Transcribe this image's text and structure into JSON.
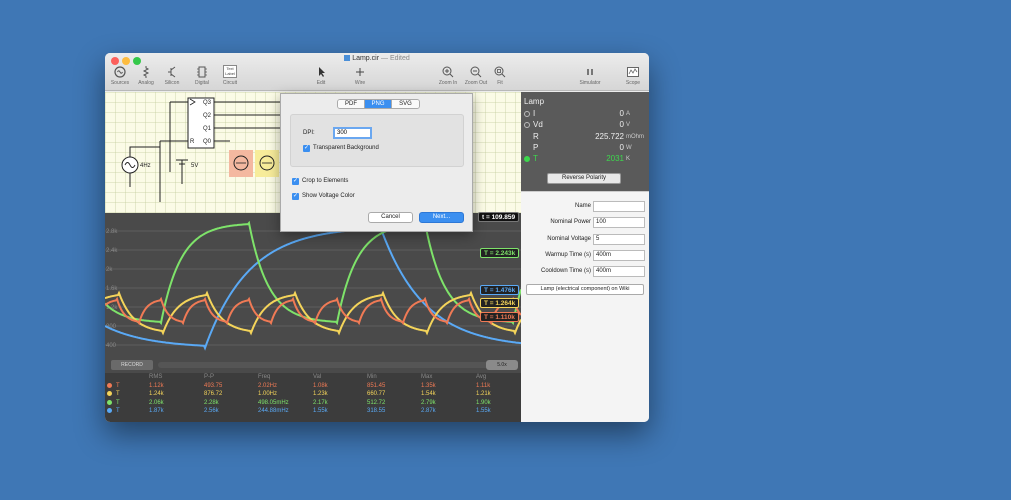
{
  "window": {
    "title": "Lamp.cir",
    "separator": "—",
    "status": "Edited"
  },
  "toolbar": {
    "sources": "Sources",
    "analog": "Analog",
    "silicon": "Silicon",
    "digital": "Digital",
    "circuit": "Circuit",
    "text_label_line1": "Text",
    "text_label_line2": "Label",
    "edit": "Edit",
    "wire": "Wire",
    "zoom_in": "Zoom In",
    "zoom_out": "Zoom Out",
    "fit": "Fit",
    "simulator": "Simulator",
    "scope": "Scope"
  },
  "circuit": {
    "pins": [
      "Q3",
      "Q2",
      "Q1",
      "Q0"
    ],
    "reset_pin": "R",
    "source_label": "4Hz",
    "battery_label": "5V"
  },
  "export_dialog": {
    "tabs": [
      "PDF",
      "PNG",
      "SVG"
    ],
    "active_tab": "PNG",
    "dpi_label": "DPI:",
    "dpi_value": "300",
    "transparent_label": "Transparent Background",
    "crop_label": "Crop to Elements",
    "voltage_color_label": "Show Voltage Color",
    "cancel": "Cancel",
    "next": "Next..."
  },
  "scope": {
    "time_label": "t = 109.859",
    "y_ticks": [
      "2.8k",
      "2.4k",
      "2k",
      "1.6k",
      "1.2k",
      "800",
      "400"
    ],
    "traces": [
      {
        "label": "T = 2.243k",
        "color": "#7ee36a"
      },
      {
        "label": "T = 1.476k",
        "color": "#5aa9f5"
      },
      {
        "label": "T = 1.264k",
        "color": "#f4d45a"
      },
      {
        "label": "T = 1.110k",
        "color": "#f07a55"
      }
    ],
    "record": "RECORD",
    "speed": "5.0x"
  },
  "stats": {
    "headers": [
      "RMS",
      "P-P",
      "Freq",
      "Val",
      "Min",
      "Max",
      "Avg"
    ],
    "rows": [
      {
        "name": "T",
        "color": "#f07a55",
        "values": [
          "1.12k",
          "493.75",
          "2.02Hz",
          "1.08k",
          "851.45",
          "1.35k",
          "1.11k"
        ]
      },
      {
        "name": "T",
        "color": "#f4d45a",
        "values": [
          "1.24k",
          "876.72",
          "1.00Hz",
          "1.23k",
          "660.77",
          "1.54k",
          "1.21k"
        ]
      },
      {
        "name": "T",
        "color": "#7ee36a",
        "values": [
          "2.06k",
          "2.28k",
          "498.05mHz",
          "2.17k",
          "512.72",
          "2.79k",
          "1.90k"
        ]
      },
      {
        "name": "T",
        "color": "#5aa9f5",
        "values": [
          "1.87k",
          "2.56k",
          "244.88mHz",
          "1.55k",
          "318.55",
          "2.87k",
          "1.55k"
        ]
      }
    ]
  },
  "inspector": {
    "title": "Lamp",
    "rows": [
      {
        "label": "I",
        "value": "0",
        "unit": "A"
      },
      {
        "label": "Vd",
        "value": "0",
        "unit": "V"
      },
      {
        "label": "R",
        "value": "225.722",
        "unit": "mOhm"
      },
      {
        "label": "P",
        "value": "0",
        "unit": "W"
      },
      {
        "label": "T",
        "value": "2031",
        "unit": "K"
      }
    ],
    "reverse_polarity": "Reverse Polarity"
  },
  "properties": {
    "rows": [
      {
        "label": "Name",
        "value": ""
      },
      {
        "label": "Nominal Power",
        "value": "100"
      },
      {
        "label": "Nominal Voltage",
        "value": "5"
      },
      {
        "label": "Warmup Time (s)",
        "value": "400m"
      },
      {
        "label": "Cooldown Time (s)",
        "value": "400m"
      }
    ],
    "wiki_button": "Lamp (electrical component) on Wiki"
  }
}
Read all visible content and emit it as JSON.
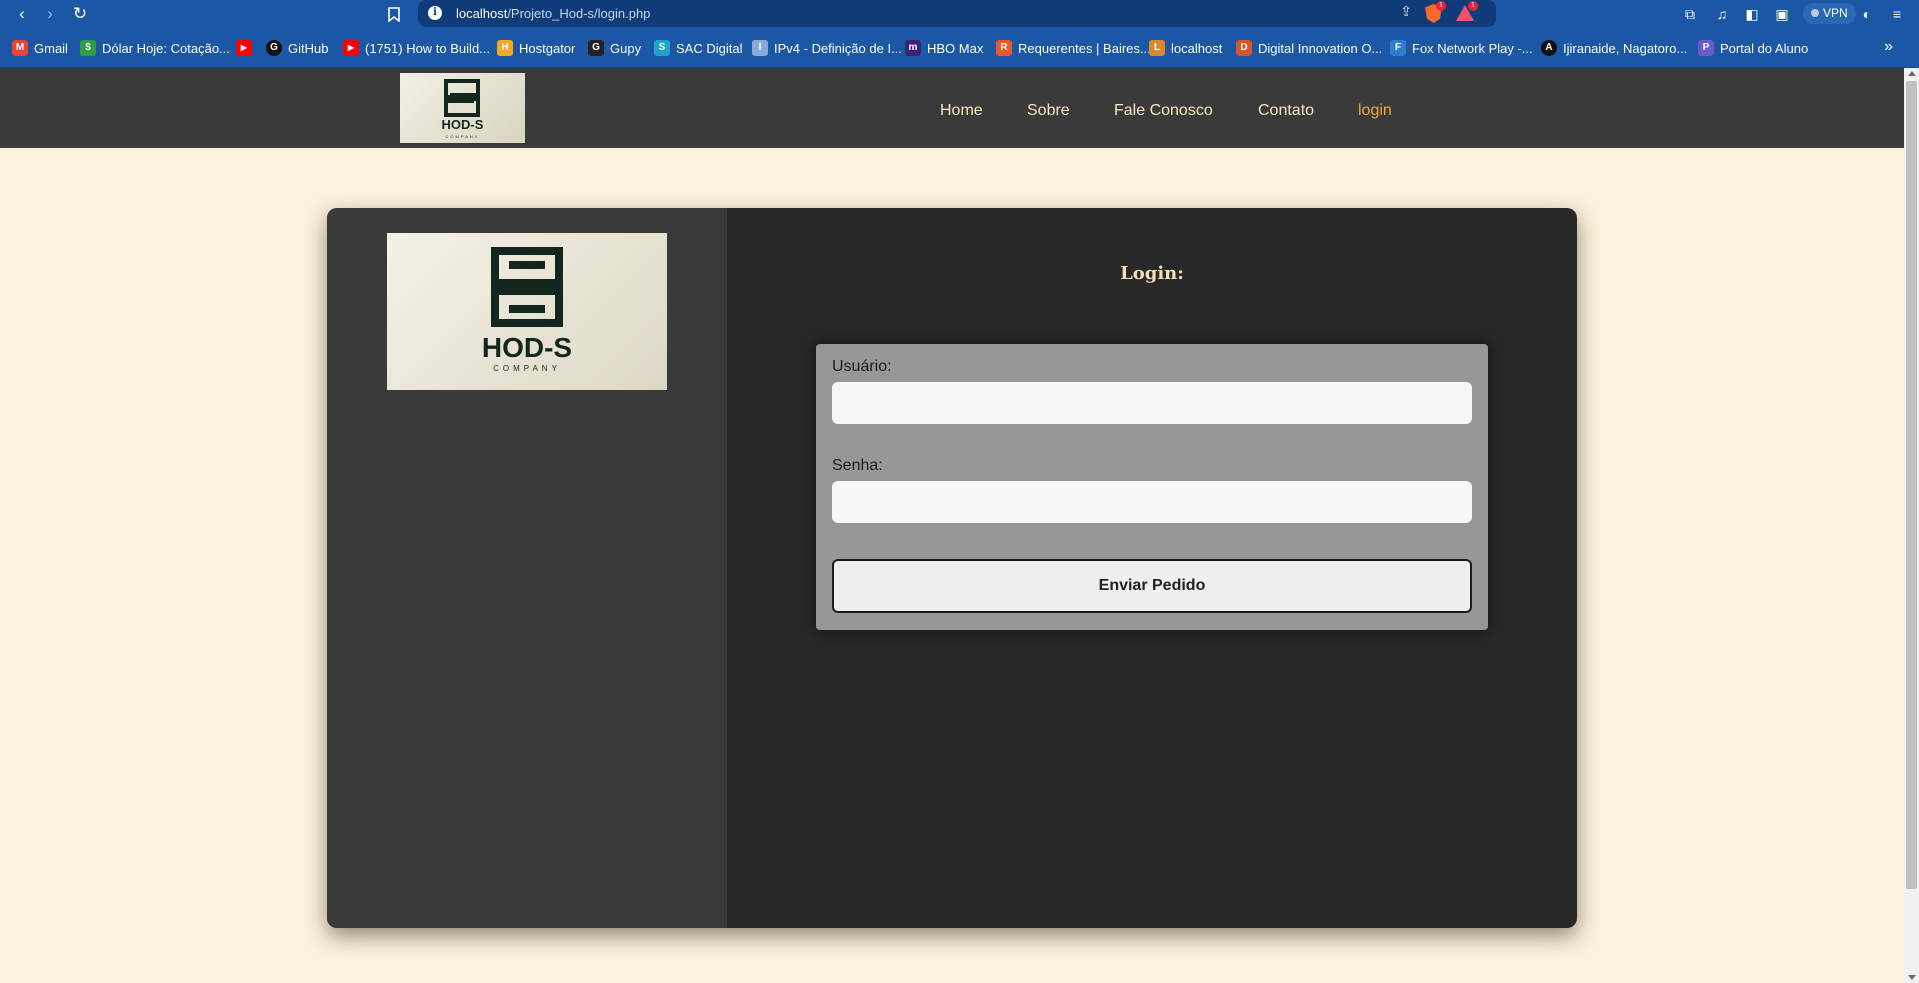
{
  "browser": {
    "url_host": "localhost",
    "url_path": "/Projeto_Hod-s/login.php",
    "vpn_label": "VPN",
    "brave_badge": "1",
    "rewards_badge": "1",
    "bookmarks": [
      {
        "label": "Gmail",
        "color": "#ea4335",
        "glyph": "M"
      },
      {
        "label": "Dólar Hoje: Cotação...",
        "color": "#2e9e44",
        "glyph": "$"
      },
      {
        "label": "",
        "color": "#ff0000",
        "glyph": "▶"
      },
      {
        "label": "GitHub",
        "color": "#111111",
        "glyph": "G"
      },
      {
        "label": "(1751) How to Build...",
        "color": "#ff0000",
        "glyph": "▶"
      },
      {
        "label": "Hostgator",
        "color": "#f5a623",
        "glyph": "H"
      },
      {
        "label": "Gupy",
        "color": "#222222",
        "glyph": "G"
      },
      {
        "label": "SAC Digital",
        "color": "#1fa3c8",
        "glyph": "S"
      },
      {
        "label": "IPv4 - Definição de I...",
        "color": "#8ba9d6",
        "glyph": "I"
      },
      {
        "label": "HBO Max",
        "color": "#3b2378",
        "glyph": "m"
      },
      {
        "label": "Requerentes | Baires...",
        "color": "#e8562a",
        "glyph": "R"
      },
      {
        "label": "localhost",
        "color": "#d68a2b",
        "glyph": "L"
      },
      {
        "label": "Digital Innovation O...",
        "color": "#d2552b",
        "glyph": "D"
      },
      {
        "label": "Fox Network Play -...",
        "color": "#2e7dd1",
        "glyph": "F"
      },
      {
        "label": "Ijiranaide, Nagatoro...",
        "color": "#111111",
        "glyph": "A"
      },
      {
        "label": "Portal do Aluno",
        "color": "#6a5acd",
        "glyph": "P"
      }
    ]
  },
  "site": {
    "brand_name": "HOD-S",
    "brand_sub": "COMPANY",
    "menu": [
      {
        "label": "Home"
      },
      {
        "label": "Sobre"
      },
      {
        "label": "Fale Conosco"
      },
      {
        "label": "Contato"
      },
      {
        "label": "login"
      }
    ]
  },
  "login": {
    "title": "Login:",
    "username_label": "Usuário:",
    "username_value": "",
    "password_label": "Senha:",
    "password_value": "",
    "submit_label": "Enviar Pedido"
  },
  "colors": {
    "page_bg": "#fdf1dc",
    "header_bg": "#3a3a3a",
    "menu_text": "#f7e4c2",
    "menu_active": "#f0a93b",
    "card_bg": "#282828",
    "form_bg": "#979797"
  }
}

.....

Instructions to follow:
Reproduce the material in its entirety and word for word, without the pictures.

Response to the task:
Transcribe this image's text and structure into JSON.
{
  "window": {
    "title": "Lamp.cir",
    "separator": "—",
    "status": "Edited"
  },
  "toolbar": {
    "sources": "Sources",
    "analog": "Analog",
    "silicon": "Silicon",
    "digital": "Digital",
    "circuit": "Circuit",
    "text_label_line1": "Text",
    "text_label_line2": "Label",
    "edit": "Edit",
    "wire": "Wire",
    "zoom_in": "Zoom In",
    "zoom_out": "Zoom Out",
    "fit": "Fit",
    "simulator": "Simulator",
    "scope": "Scope"
  },
  "circuit": {
    "pins": [
      "Q3",
      "Q2",
      "Q1",
      "Q0"
    ],
    "reset_pin": "R",
    "source_label": "4Hz",
    "battery_label": "5V"
  },
  "export_dialog": {
    "tabs": [
      "PDF",
      "PNG",
      "SVG"
    ],
    "active_tab": "PNG",
    "dpi_label": "DPI:",
    "dpi_value": "300",
    "transparent_label": "Transparent Background",
    "crop_label": "Crop to Elements",
    "voltage_color_label": "Show Voltage Color",
    "cancel": "Cancel",
    "next": "Next..."
  },
  "scope": {
    "time_label": "t = 109.859",
    "y_ticks": [
      "2.8k",
      "2.4k",
      "2k",
      "1.6k",
      "1.2k",
      "800",
      "400"
    ],
    "traces": [
      {
        "label": "T = 2.243k",
        "color": "#7ee36a"
      },
      {
        "label": "T = 1.476k",
        "color": "#5aa9f5"
      },
      {
        "label": "T = 1.264k",
        "color": "#f4d45a"
      },
      {
        "label": "T = 1.110k",
        "color": "#f07a55"
      }
    ],
    "record": "RECORD",
    "speed": "5.0x"
  },
  "stats": {
    "headers": [
      "RMS",
      "P-P",
      "Freq",
      "Val",
      "Min",
      "Max",
      "Avg"
    ],
    "rows": [
      {
        "name": "T",
        "color": "#f07a55",
        "values": [
          "1.12k",
          "493.75",
          "2.02Hz",
          "1.08k",
          "851.45",
          "1.35k",
          "1.11k"
        ]
      },
      {
        "name": "T",
        "color": "#f4d45a",
        "values": [
          "1.24k",
          "876.72",
          "1.00Hz",
          "1.23k",
          "660.77",
          "1.54k",
          "1.21k"
        ]
      },
      {
        "name": "T",
        "color": "#7ee36a",
        "values": [
          "2.06k",
          "2.28k",
          "498.05mHz",
          "2.17k",
          "512.72",
          "2.79k",
          "1.90k"
        ]
      },
      {
        "name": "T",
        "color": "#5aa9f5",
        "values": [
          "1.87k",
          "2.56k",
          "244.88mHz",
          "1.55k",
          "318.55",
          "2.87k",
          "1.55k"
        ]
      }
    ]
  },
  "inspector": {
    "title": "Lamp",
    "rows": [
      {
        "label": "I",
        "value": "0",
        "unit": "A"
      },
      {
        "label": "Vd",
        "value": "0",
        "unit": "V"
      },
      {
        "label": "R",
        "value": "225.722",
        "unit": "mOhm"
      },
      {
        "label": "P",
        "value": "0",
        "unit": "W"
      },
      {
        "label": "T",
        "value": "2031",
        "unit": "K"
      }
    ],
    "reverse_polarity": "Reverse Polarity"
  },
  "properties": {
    "rows": [
      {
        "label": "Name",
        "value": ""
      },
      {
        "label": "Nominal Power",
        "value": "100"
      },
      {
        "label": "Nominal Voltage",
        "value": "5"
      },
      {
        "label": "Warmup Time (s)",
        "value": "400m"
      },
      {
        "label": "Cooldown Time (s)",
        "value": "400m"
      }
    ],
    "wiki_button": "Lamp (electrical component) on Wiki"
  }
}
Read all visible content and emit it as JSON.
{
  "browser": {
    "url_host": "localhost",
    "url_path": "/Projeto_Hod-s/login.php",
    "vpn_label": "VPN",
    "brave_badge": "1",
    "rewards_badge": "1",
    "bookmarks": [
      {
        "label": "Gmail",
        "color": "#ea4335",
        "glyph": "M"
      },
      {
        "label": "Dólar Hoje: Cotação...",
        "color": "#2e9e44",
        "glyph": "$"
      },
      {
        "label": "",
        "color": "#ff0000",
        "glyph": "▶"
      },
      {
        "label": "GitHub",
        "color": "#111111",
        "glyph": "G"
      },
      {
        "label": "(1751) How to Build...",
        "color": "#ff0000",
        "glyph": "▶"
      },
      {
        "label": "Hostgator",
        "color": "#f5a623",
        "glyph": "H"
      },
      {
        "label": "Gupy",
        "color": "#222222",
        "glyph": "G"
      },
      {
        "label": "SAC Digital",
        "color": "#1fa3c8",
        "glyph": "S"
      },
      {
        "label": "IPv4 - Definição de I...",
        "color": "#8ba9d6",
        "glyph": "I"
      },
      {
        "label": "HBO Max",
        "color": "#3b2378",
        "glyph": "m"
      },
      {
        "label": "Requerentes | Baires...",
        "color": "#e8562a",
        "glyph": "R"
      },
      {
        "label": "localhost",
        "color": "#d68a2b",
        "glyph": "L"
      },
      {
        "label": "Digital Innovation O...",
        "color": "#d2552b",
        "glyph": "D"
      },
      {
        "label": "Fox Network Play -...",
        "color": "#2e7dd1",
        "glyph": "F"
      },
      {
        "label": "Ijiranaide, Nagatoro...",
        "color": "#111111",
        "glyph": "A"
      },
      {
        "label": "Portal do Aluno",
        "color": "#6a5acd",
        "glyph": "P"
      }
    ]
  },
  "site": {
    "brand_name": "HOD-S",
    "brand_sub": "COMPANY",
    "menu": [
      {
        "label": "Home"
      },
      {
        "label": "Sobre"
      },
      {
        "label": "Fale Conosco"
      },
      {
        "label": "Contato"
      },
      {
        "label": "login"
      }
    ]
  },
  "login": {
    "title": "Login:",
    "username_label": "Usuário:",
    "username_value": "",
    "password_label": "Senha:",
    "password_value": "",
    "submit_label": "Enviar Pedido"
  },
  "colors": {
    "page_bg": "#fdf1dc",
    "header_bg": "#3a3a3a",
    "menu_text": "#f7e4c2",
    "menu_active": "#f0a93b",
    "card_bg": "#282828",
    "form_bg": "#979797"
  }
}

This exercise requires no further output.